-------- EXTRACTED MATERIAL --------

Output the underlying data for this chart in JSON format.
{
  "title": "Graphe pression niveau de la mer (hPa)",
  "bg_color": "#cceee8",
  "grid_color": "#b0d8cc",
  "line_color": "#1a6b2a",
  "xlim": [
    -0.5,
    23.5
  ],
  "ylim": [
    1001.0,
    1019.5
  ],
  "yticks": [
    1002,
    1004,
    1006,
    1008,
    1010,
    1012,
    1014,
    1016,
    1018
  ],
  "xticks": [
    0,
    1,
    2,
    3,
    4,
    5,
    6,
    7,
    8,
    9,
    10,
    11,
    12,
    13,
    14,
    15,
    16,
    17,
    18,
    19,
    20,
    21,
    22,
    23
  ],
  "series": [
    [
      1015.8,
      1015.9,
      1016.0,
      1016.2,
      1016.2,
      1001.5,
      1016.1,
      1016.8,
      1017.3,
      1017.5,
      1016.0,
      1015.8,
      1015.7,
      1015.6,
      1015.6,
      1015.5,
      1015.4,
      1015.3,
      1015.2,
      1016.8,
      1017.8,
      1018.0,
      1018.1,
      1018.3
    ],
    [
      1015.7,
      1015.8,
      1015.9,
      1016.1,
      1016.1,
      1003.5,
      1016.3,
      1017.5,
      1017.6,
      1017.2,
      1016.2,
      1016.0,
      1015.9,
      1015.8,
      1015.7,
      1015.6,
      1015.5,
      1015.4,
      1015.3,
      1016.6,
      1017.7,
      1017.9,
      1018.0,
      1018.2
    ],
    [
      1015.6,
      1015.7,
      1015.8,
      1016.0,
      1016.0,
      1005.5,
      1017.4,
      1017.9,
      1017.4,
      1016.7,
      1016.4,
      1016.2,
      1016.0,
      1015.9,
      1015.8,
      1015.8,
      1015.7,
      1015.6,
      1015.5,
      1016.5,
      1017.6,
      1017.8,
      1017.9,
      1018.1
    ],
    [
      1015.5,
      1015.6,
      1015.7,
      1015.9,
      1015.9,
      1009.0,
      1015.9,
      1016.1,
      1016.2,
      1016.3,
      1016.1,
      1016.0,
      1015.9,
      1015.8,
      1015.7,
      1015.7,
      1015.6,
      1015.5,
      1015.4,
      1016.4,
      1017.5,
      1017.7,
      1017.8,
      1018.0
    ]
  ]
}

--------

**BRIEF**
From the listing above, extract every line exactly as it stands.

**OUTPUT OF THE EXERCISE**
Output the underlying data for this chart in JSON format.
{
  "title": "Graphe pression niveau de la mer (hPa)",
  "bg_color": "#cceee8",
  "grid_color": "#b0d8cc",
  "line_color": "#1a6b2a",
  "xlim": [
    -0.5,
    23.5
  ],
  "ylim": [
    1001.0,
    1019.5
  ],
  "yticks": [
    1002,
    1004,
    1006,
    1008,
    1010,
    1012,
    1014,
    1016,
    1018
  ],
  "xticks": [
    0,
    1,
    2,
    3,
    4,
    5,
    6,
    7,
    8,
    9,
    10,
    11,
    12,
    13,
    14,
    15,
    16,
    17,
    18,
    19,
    20,
    21,
    22,
    23
  ],
  "series": [
    [
      1015.8,
      1015.9,
      1016.0,
      1016.2,
      1016.2,
      1001.5,
      1016.1,
      1016.8,
      1017.3,
      1017.5,
      1016.0,
      1015.8,
      1015.7,
      1015.6,
      1015.6,
      1015.5,
      1015.4,
      1015.3,
      1015.2,
      1016.8,
      1017.8,
      1018.0,
      1018.1,
      1018.3
    ],
    [
      1015.7,
      1015.8,
      1015.9,
      1016.1,
      1016.1,
      1003.5,
      1016.3,
      1017.5,
      1017.6,
      1017.2,
      1016.2,
      1016.0,
      1015.9,
      1015.8,
      1015.7,
      1015.6,
      1015.5,
      1015.4,
      1015.3,
      1016.6,
      1017.7,
      1017.9,
      1018.0,
      1018.2
    ],
    [
      1015.6,
      1015.7,
      1015.8,
      1016.0,
      1016.0,
      1005.5,
      1017.4,
      1017.9,
      1017.4,
      1016.7,
      1016.4,
      1016.2,
      1016.0,
      1015.9,
      1015.8,
      1015.8,
      1015.7,
      1015.6,
      1015.5,
      1016.5,
      1017.6,
      1017.8,
      1017.9,
      1018.1
    ],
    [
      1015.5,
      1015.6,
      1015.7,
      1015.9,
      1015.9,
      1009.0,
      1015.9,
      1016.1,
      1016.2,
      1016.3,
      1016.1,
      1016.0,
      1015.9,
      1015.8,
      1015.7,
      1015.7,
      1015.6,
      1015.5,
      1015.4,
      1016.4,
      1017.5,
      1017.7,
      1017.8,
      1018.0
    ]
  ]
}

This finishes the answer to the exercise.